## SET TASK
Extract the text of each entry below exactly, leaving every image behind.

## RECORDS PROVIDED
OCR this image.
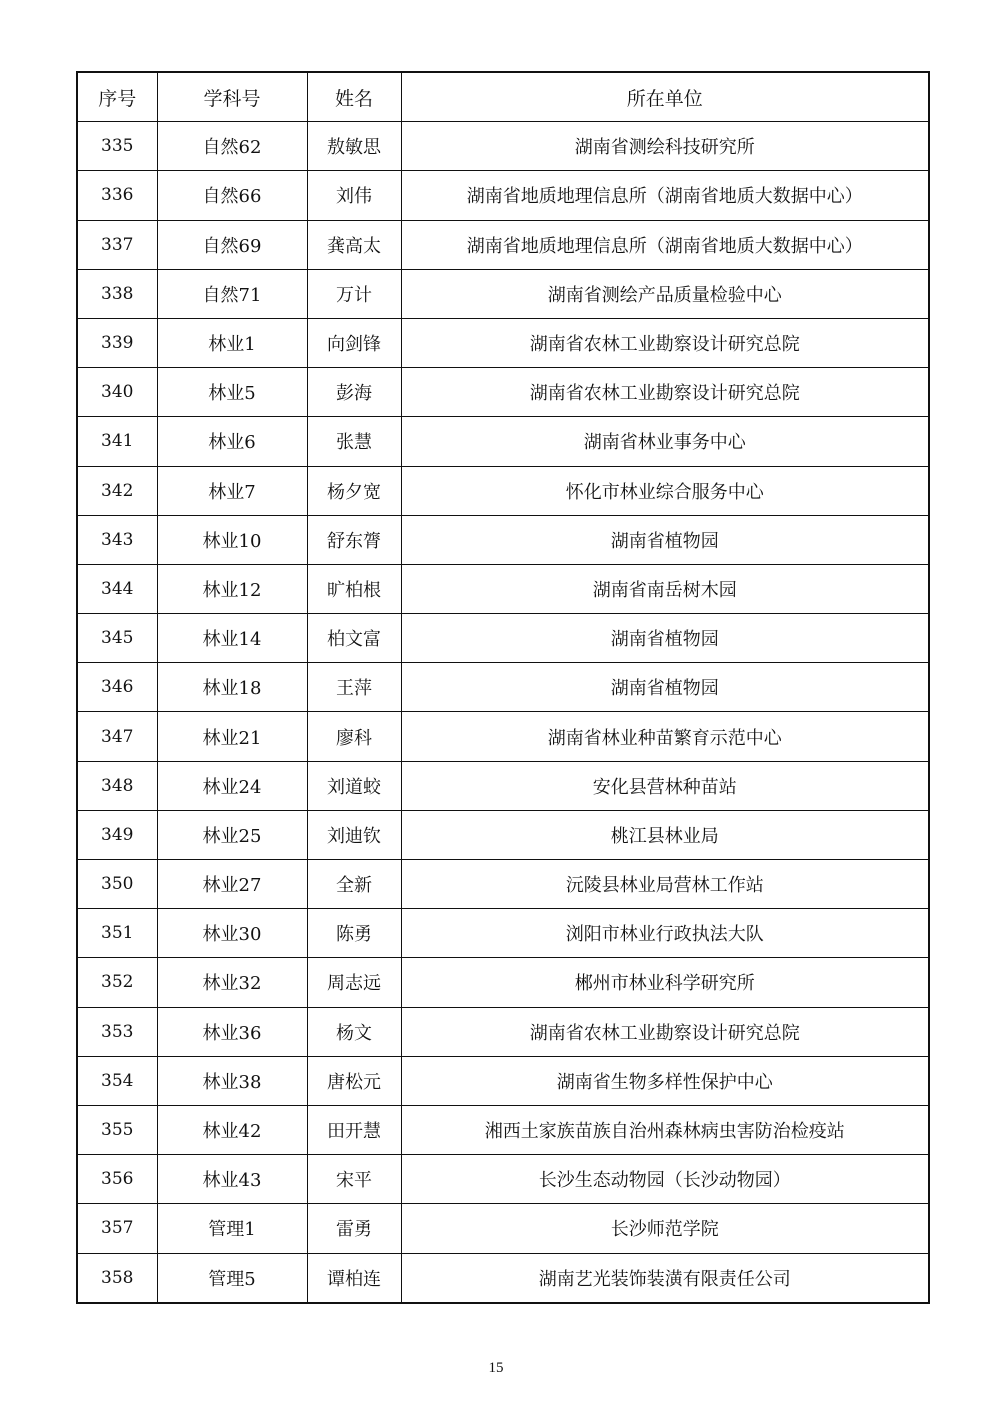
序号	学科号	姓名	所在单位
335	自然62	敖敏思	湖南省测绘科技研究所
336	自然66	刘伟	湖南省地质地理信息所（湖南省地质大数据中心）
337	自然69	龚高太	湖南省地质地理信息所（湖南省地质大数据中心）
338	自然71	万计	湖南省测绘产品质量检验中心
339	林业1	向剑锋	湖南省农林工业勘察设计研究总院
340	林业5	彭海	湖南省农林工业勘察设计研究总院
341	林业6	张慧	湖南省林业事务中心
342	林业7	杨夕宽	怀化市林业综合服务中心
343	林业10	舒东膂	湖南省植物园
344	林业12	旷柏根	湖南省南岳树木园
345	林业14	柏文富	湖南省植物园
346	林业18	王萍	湖南省植物园
347	林业21	廖科	湖南省林业种苗繁育示范中心
348	林业24	刘道蛟	安化县营林种苗站
349	林业25	刘迪钦	桃江县林业局
350	林业27	全新	沅陵县林业局营林工作站
351	林业30	陈勇	浏阳市林业行政执法大队
352	林业32	周志远	郴州市林业科学研究所
353	林业36	杨文	湖南省农林工业勘察设计研究总院
354	林业38	唐松元	湖南省生物多样性保护中心
355	林业42	田开慧	湘西土家族苗族自治州森林病虫害防治检疫站
356	林业43	宋平	长沙生态动物园（长沙动物园）
357	管理1	雷勇	长沙师范学院
358	管理5	谭柏连	湖南艺光装饰装潢有限责任公司
15
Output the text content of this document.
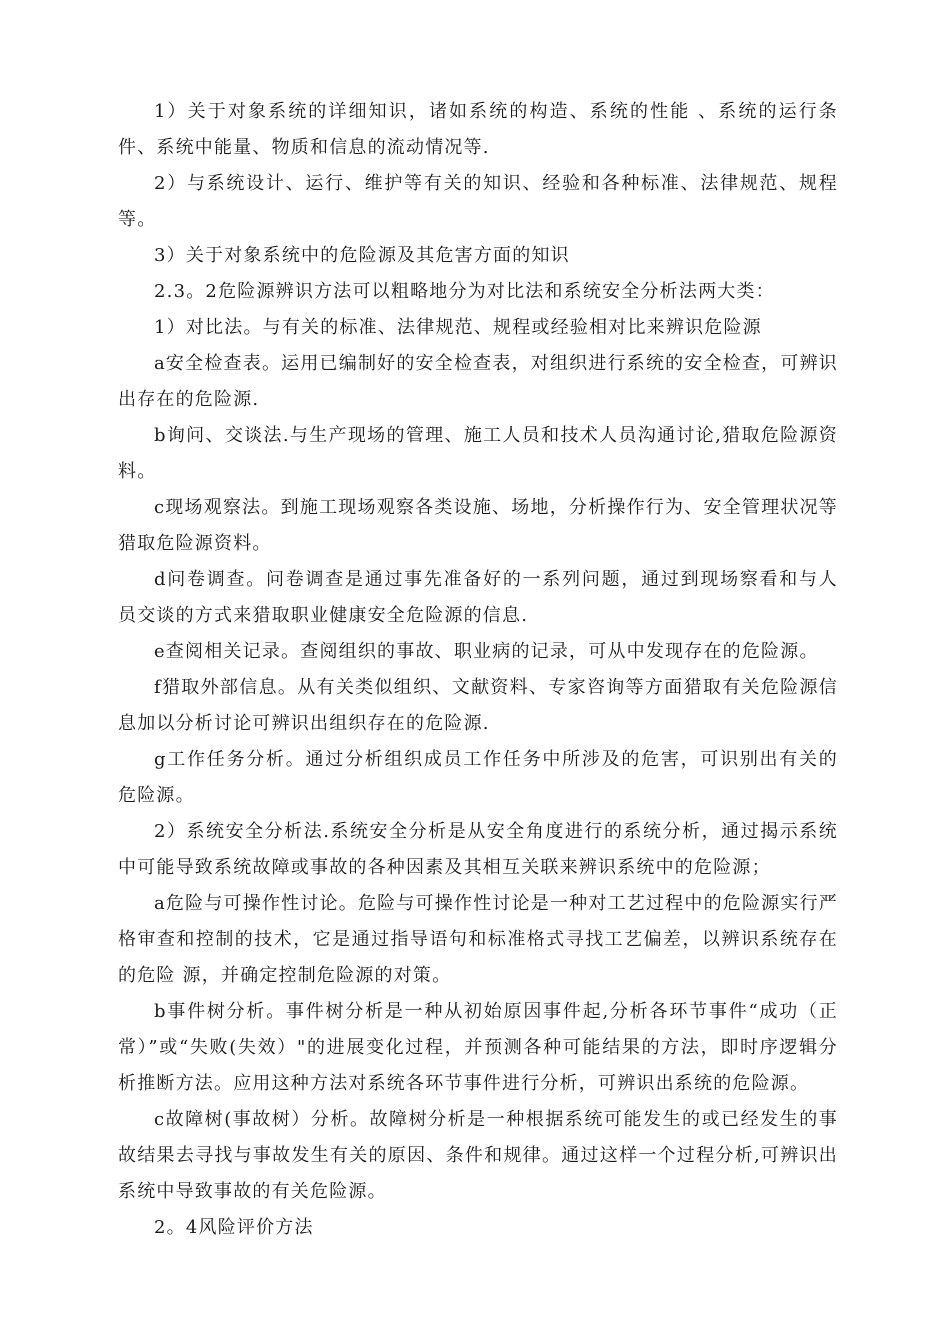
1）关于对象系统的详细知识，诸如系统的构造、系统的性能 、系统的运行条件、系统中能量、物质和信息的流动情况等.

2）与系统设计、运行、维护等有关的知识、经验和各种标准、法律规范、规程等。

3）关于对象系统中的危险源及其危害方面的知识

2.3。2危险源辨识方法可以粗略地分为对比法和系统安全分析法两大类：

1）对比法。与有关的标准、法律规范、规程或经验相对比来辨识危险源

a安全检查表。运用已编制好的安全检查表，对组织进行系统的安全检查，可辨识出存在的危险源.

b询问、交谈法.与生产现场的管理、施工人员和技术人员沟通讨论,猎取危险源资料。

c现场观察法。到施工现场观察各类设施、场地，分析操作行为、安全管理状况等猎取危险源资料。

d问卷调查。问卷调查是通过事先准备好的一系列问题，通过到现场察看和与人员交谈的方式来猎取职业健康安全危险源的信息.

e查阅相关记录。查阅组织的事故、职业病的记录，可从中发现存在的危险源。

f猎取外部信息。从有关类似组织、文献资料、专家咨询等方面猎取有关危险源信息加以分析讨论可辨识出组织存在的危险源.

g工作任务分析。通过分析组织成员工作任务中所涉及的危害，可识别出有关的危险源。

2）系统安全分析法.系统安全分析是从安全角度进行的系统分析，通过揭示系统中可能导致系统故障或事故的各种因素及其相互关联来辨识系统中的危险源；

a危险与可操作性讨论。危险与可操作性讨论是一种对工艺过程中的危险源实行严格审查和控制的技术，它是通过指导语句和标准格式寻找工艺偏差，以辨识系统存在的危险 源，并确定控制危险源的对策。

b事件树分析。事件树分析是一种从初始原因事件起,分析各环节事件“成功（正常）”或“失败(失效）"的进展变化过程，并预测各种可能结果的方法，即时序逻辑分析推断方法。应用这种方法对系统各环节事件进行分析，可辨识出系统的危险源。

c故障树(事故树）分析。故障树分析是一种根据系统可能发生的或已经发生的事故结果去寻找与事故发生有关的原因、条件和规律。通过这样一个过程分析,可辨识出系统中导致事故的有关危险源。

2。4风险评价方法
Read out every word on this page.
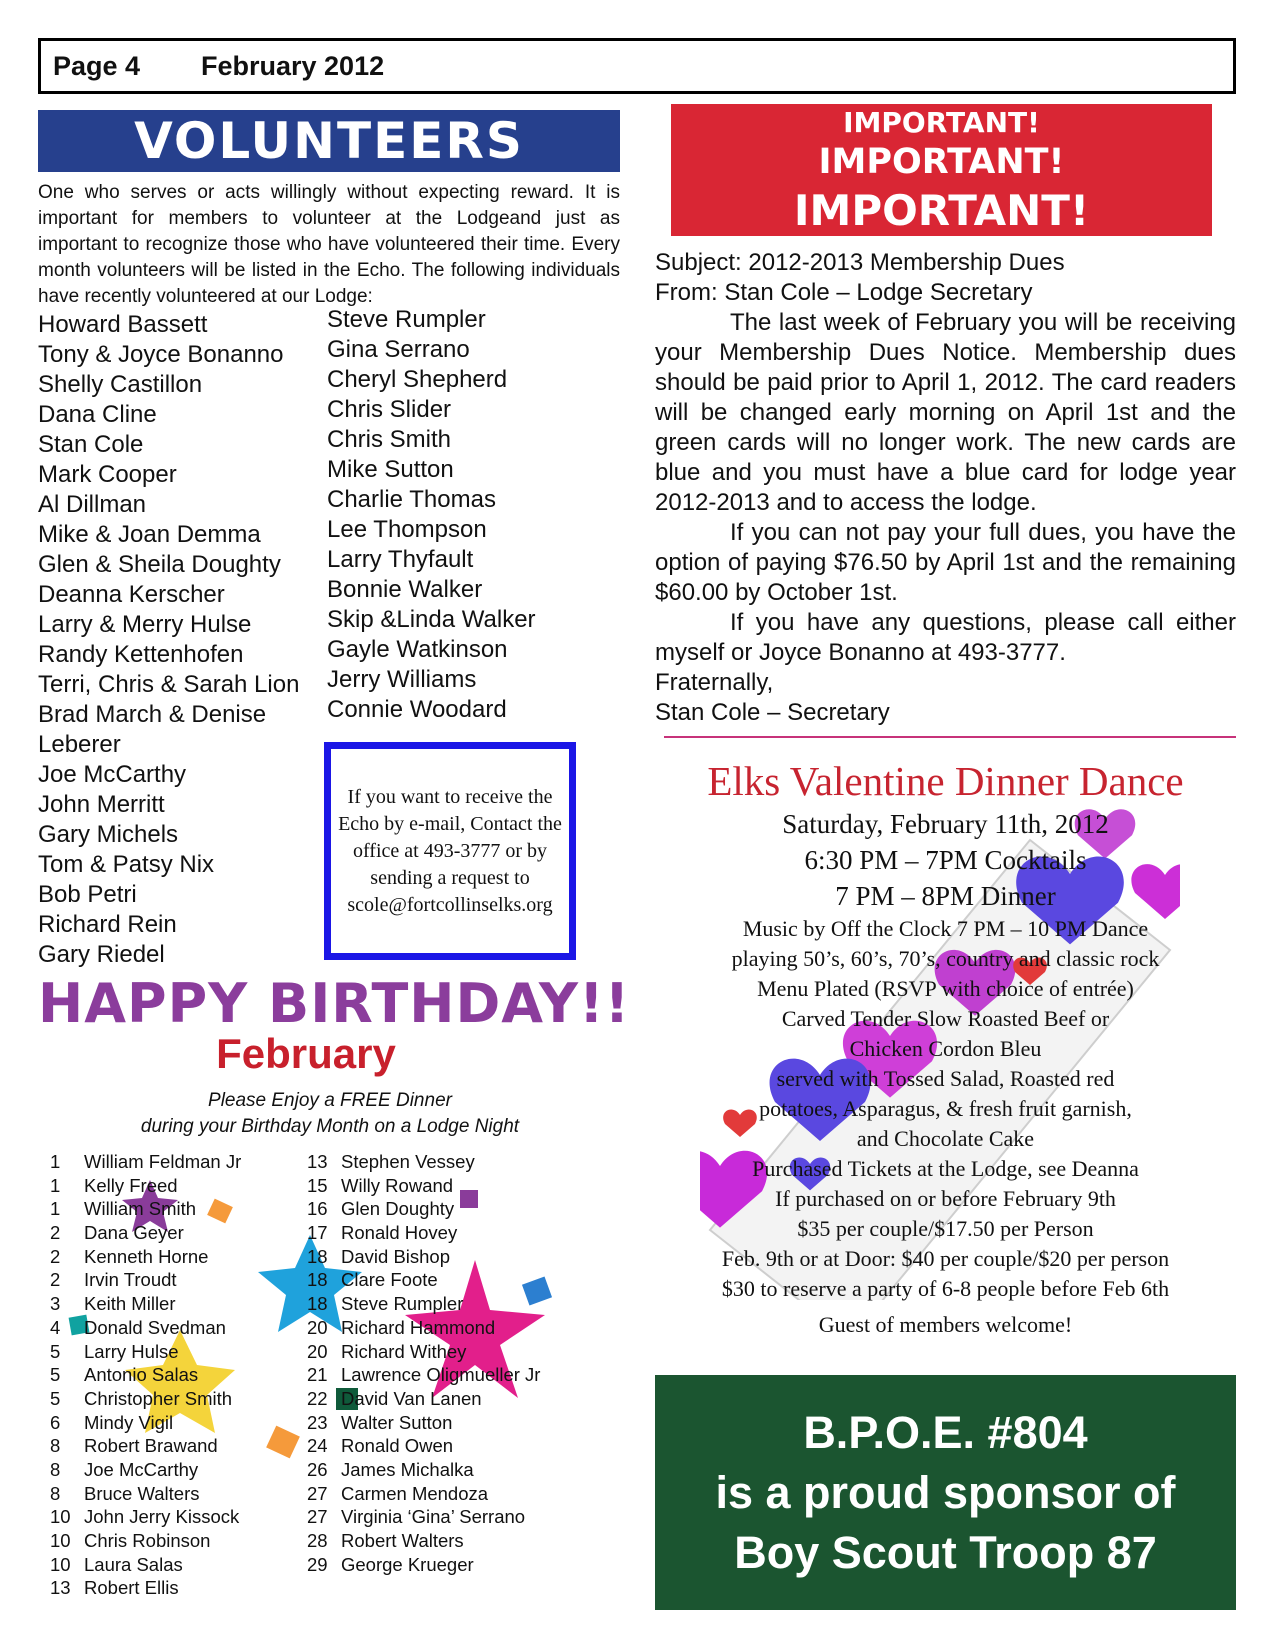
Page 4 February 2012
VOLUNTEERS
One who serves or acts willingly without expecting reward. It is important for members to volunteer at the Lodgeand just as important to recognize those who have volunteered their time. Every month volunteers will be listed in the Echo. The following individuals have recently volunteered at our Lodge:
Howard Bassett
Tony & Joyce Bonanno
Shelly Castillon
Dana Cline
Stan Cole
Mark Cooper
Al Dillman
Mike & Joan Demma
Glen & Sheila Doughty
Deanna Kerscher
Larry & Merry Hulse
Randy Kettenhofen
Terri, Chris & Sarah Lion
Brad March & Denise
Leberer
Joe McCarthy
John Merritt
Gary Michels
Tom & Patsy Nix
Bob Petri
Richard Rein
Gary Riedel
Steve Rumpler
Gina Serrano
Cheryl Shepherd
Chris Slider
Chris Smith
Mike Sutton
Charlie Thomas
Lee Thompson
Larry Thyfault
Bonnie Walker
Skip &Linda Walker
Gayle Watkinson
Jerry Williams
Connie Woodard
If you want to receive the Echo by e-mail, Contact the office at 493-3777 or by sending a request to scole@fortcollinselks.org
HAPPY BIRTHDAY!!
February
Please Enjoy a FREE Dinner
during your Birthday Month on a Lodge Night
1 William Feldman Jr
1 Kelly Freed
1 William Smith
2 Dana Geyer
2 Kenneth Horne
2 Irvin Troudt
3 Keith Miller
4 Donald Svedman
5 Larry Hulse
5 Antonio Salas
5 Christopher Smith
6 Mindy Vigil
8 Robert Brawand
8 Joe McCarthy
8 Bruce Walters
10 John Jerry Kissock
10 Chris Robinson
10 Laura Salas
13 Robert Ellis
13 Stephen Vessey
15 Willy Rowand
16 Glen Doughty
17 Ronald Hovey
18 David Bishop
18 Clare Foote
18 Steve Rumpler
20 Richard Hammond
20 Richard Withey
21 Lawrence Oligmueller Jr
22 David Van Lanen
23 Walter Sutton
24 Ronald Owen
26 James Michalka
27 Carmen Mendoza
27 Virginia ‘Gina’ Serrano
28 Robert Walters
29 George Krueger
IMPORTANT!
IMPORTANT!
IMPORTANT!

Subject: 2012-2013 Membership Dues

From: Stan Cole – Lodge Secretary

The last week of February you will be receiving your Membership Dues Notice. Membership dues should be paid prior to April 1, 2012. The card readers will be changed early morning on April 1st and the green cards will no longer work. The new cards are blue and you must have a blue card for lodge year 2012-2013 and to access the lodge.

If you can not pay your full dues, you have the option of paying $76.50 by April 1st and the remaining $60.00 by October 1st.

If you have any questions, please call either myself or Joyce Bonanno at 493-3777.

Fraternally,

Stan Cole – Secretary

Elks Valentine Dinner Dance
Saturday, February 11th, 2012
6:30 PM – 7PM Cocktails
7 PM – 8PM Dinner
Music by Off the Clock 7 PM – 10 PM Dance
playing 50’s, 60’s, 70’s, country and classic rock
Menu Plated (RSVP with choice of entrée)
Carved Tender Slow Roasted Beef or
Chicken Cordon Bleu
served with Tossed Salad, Roasted red
potatoes, Asparagus, & fresh fruit garnish,
and Chocolate Cake
Purchased Tickets at the Lodge, see Deanna
If purchased on or before February 9th
$35 per couple/$17.50 per Person
Feb. 9th or at Door: $40 per couple/$20 per person
$30 to reserve a party of 6-8 people before Feb 6th
Guest of members welcome!
B.P.O.E. #804
is a proud sponsor of
Boy Scout Troop 87
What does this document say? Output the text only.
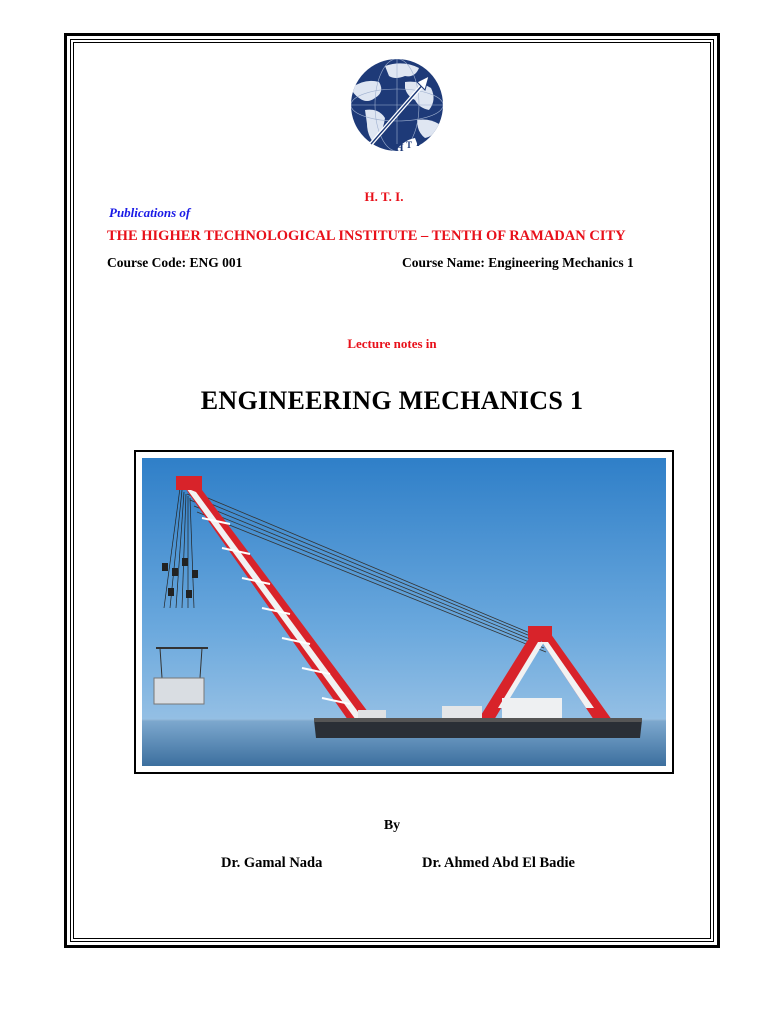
H T I
H. T. I.
Publications of
THE HIGHER TECHNOLOGICAL INSTITUTE – TENTH OF RAMADAN CITY
Course Code: ENG 001	Course Name: Engineering Mechanics 1
Lecture notes in
ENGINEERING MECHANICS 1
By
Dr. Gamal Nada	Dr. Ahmed Abd El Badie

## EXPECTED ANSWER
OCR this image.
序号	学科号	姓名	所在单位
335	自然62	敖敏思	湖南省测绘科技研究所
336	自然66	刘伟	湖南省地质地理信息所（湖南省地质大数据中心）
337	自然69	龚高太	湖南省地质地理信息所（湖南省地质大数据中心）
338	自然71	万计	湖南省测绘产品质量检验中心
339	林业1	向剑锋	湖南省农林工业勘察设计研究总院
340	林业5	彭海	湖南省农林工业勘察设计研究总院
341	林业6	张慧	湖南省林业事务中心
342	林业7	杨夕宽	怀化市林业综合服务中心
343	林业10	舒东膂	湖南省植物园
344	林业12	旷柏根	湖南省南岳树木园
345	林业14	柏文富	湖南省植物园
346	林业18	王萍	湖南省植物园
347	林业21	廖科	湖南省林业种苗繁育示范中心
348	林业24	刘道蛟	安化县营林种苗站
349	林业25	刘迪钦	桃江县林业局
350	林业27	全新	沅陵县林业局营林工作站
351	林业30	陈勇	浏阳市林业行政执法大队
352	林业32	周志远	郴州市林业科学研究所
353	林业36	杨文	湖南省农林工业勘察设计研究总院
354	林业38	唐松元	湖南省生物多样性保护中心
355	林业42	田开慧	湘西土家族苗族自治州森林病虫害防治检疫站
356	林业43	宋平	长沙生态动物园（长沙动物园）
357	管理1	雷勇	长沙师范学院
358	管理5	谭柏连	湖南艺光装饰装潢有限责任公司
15
Output the text content of this document.
1）关于对象系统的详细知识，诸如系统的构造、系统的性能 、系统的运行条件、系统中能量、物质和信息的流动情况等.

2）与系统设计、运行、维护等有关的知识、经验和各种标准、法律规范、规程等。

3）关于对象系统中的危险源及其危害方面的知识

2.3。2危险源辨识方法可以粗略地分为对比法和系统安全分析法两大类：

1）对比法。与有关的标准、法律规范、规程或经验相对比来辨识危险源

a安全检查表。运用已编制好的安全检查表，对组织进行系统的安全检查，可辨识出存在的危险源.

b询问、交谈法.与生产现场的管理、施工人员和技术人员沟通讨论,猎取危险源资料。

c现场观察法。到施工现场观察各类设施、场地，分析操作行为、安全管理状况等猎取危险源资料。

d问卷调查。问卷调查是通过事先准备好的一系列问题，通过到现场察看和与人员交谈的方式来猎取职业健康安全危险源的信息.

e查阅相关记录。查阅组织的事故、职业病的记录，可从中发现存在的危险源。

f猎取外部信息。从有关类似组织、文献资料、专家咨询等方面猎取有关危险源信息加以分析讨论可辨识出组织存在的危险源.

g工作任务分析。通过分析组织成员工作任务中所涉及的危害，可识别出有关的危险源。

2）系统安全分析法.系统安全分析是从安全角度进行的系统分析，通过揭示系统中可能导致系统故障或事故的各种因素及其相互关联来辨识系统中的危险源；

a危险与可操作性讨论。危险与可操作性讨论是一种对工艺过程中的危险源实行严格审查和控制的技术，它是通过指导语句和标准格式寻找工艺偏差，以辨识系统存在的危险 源，并确定控制危险源的对策。

b事件树分析。事件树分析是一种从初始原因事件起,分析各环节事件“成功（正常）”或“失败(失效）"的进展变化过程，并预测各种可能结果的方法，即时序逻辑分析推断方法。应用这种方法对系统各环节事件进行分析，可辨识出系统的危险源。

c故障树(事故树）分析。故障树分析是一种根据系统可能发生的或已经发生的事故结果去寻找与事故发生有关的原因、条件和规律。通过这样一个过程分析,可辨识出系统中导致事故的有关危险源。

2。4风险评价方法
Read out every word on this page.
Page 4 February 2012
VOLUNTEERS
One who serves or acts willingly without expecting reward. It is important for members to volunteer at the Lodgeand just as important to recognize those who have volunteered their time. Every month volunteers will be listed in the Echo. The following individuals have recently volunteered at our Lodge:
Howard Bassett
Tony & Joyce Bonanno
Shelly Castillon
Dana Cline
Stan Cole
Mark Cooper
Al Dillman
Mike & Joan Demma
Glen & Sheila Doughty
Deanna Kerscher
Larry & Merry Hulse
Randy Kettenhofen
Terri, Chris & Sarah Lion
Brad March & Denise
Leberer
Joe McCarthy
John Merritt
Gary Michels
Tom & Patsy Nix
Bob Petri
Richard Rein
Gary Riedel
Steve Rumpler
Gina Serrano
Cheryl Shepherd
Chris Slider
Chris Smith
Mike Sutton
Charlie Thomas
Lee Thompson
Larry Thyfault
Bonnie Walker
Skip &Linda Walker
Gayle Watkinson
Jerry Williams
Connie Woodard
If you want to receive the Echo by e-mail, Contact the office at 493-3777 or by sending a request to scole@fortcollinselks.org
HAPPY BIRTHDAY!!
February
Please Enjoy a FREE Dinner
during your Birthday Month on a Lodge Night
1 William Feldman Jr
1 Kelly Freed
1 William Smith
2 Dana Geyer
2 Kenneth Horne
2 Irvin Troudt
3 Keith Miller
4 Donald Svedman
5 Larry Hulse
5 Antonio Salas
5 Christopher Smith
6 Mindy Vigil
8 Robert Brawand
8 Joe McCarthy
8 Bruce Walters
10 John Jerry Kissock
10 Chris Robinson
10 Laura Salas
13 Robert Ellis
13 Stephen Vessey
15 Willy Rowand
16 Glen Doughty
17 Ronald Hovey
18 David Bishop
18 Clare Foote
18 Steve Rumpler
20 Richard Hammond
20 Richard Withey
21 Lawrence Oligmueller Jr
22 David Van Lanen
23 Walter Sutton
24 Ronald Owen
26 James Michalka
27 Carmen Mendoza
27 Virginia ‘Gina’ Serrano
28 Robert Walters
29 George Krueger
IMPORTANT!
IMPORTANT!
IMPORTANT!

Subject: 2012-2013 Membership Dues

From: Stan Cole – Lodge Secretary

The last week of February you will be receiving your Membership Dues Notice. Membership dues should be paid prior to April 1, 2012. The card readers will be changed early morning on April 1st and the green cards will no longer work. The new cards are blue and you must have a blue card for lodge year 2012-2013 and to access the lodge.

If you can not pay your full dues, you have the option of paying $76.50 by April 1st and the remaining $60.00 by October 1st.

If you have any questions, please call either myself or Joyce Bonanno at 493-3777.

Fraternally,

Stan Cole – Secretary

Elks Valentine Dinner Dance
Saturday, February 11th, 2012
6:30 PM – 7PM Cocktails
7 PM – 8PM Dinner
Music by Off the Clock 7 PM – 10 PM Dance
playing 50’s, 60’s, 70’s, country and classic rock
Menu Plated (RSVP with choice of entrée)
Carved Tender Slow Roasted Beef or
Chicken Cordon Bleu
served with Tossed Salad, Roasted red
potatoes, Asparagus, & fresh fruit garnish,
and Chocolate Cake
Purchased Tickets at the Lodge, see Deanna
If purchased on or before February 9th
$35 per couple/$17.50 per Person
Feb. 9th or at Door: $40 per couple/$20 per person
$30 to reserve a party of 6-8 people before Feb 6th
Guest of members welcome!
B.P.O.E. #804
is a proud sponsor of
Boy Scout Troop 87
What does this document say? Output the text only.
H T I
H. T. I.
Publications of
THE HIGHER TECHNOLOGICAL INSTITUTE – TENTH OF RAMADAN CITY
Course Code: ENG 001	Course Name: Engineering Mechanics 1
Lecture notes in
ENGINEERING MECHANICS 1
By
Dr. Gamal Nada	Dr. Ahmed Abd El Badie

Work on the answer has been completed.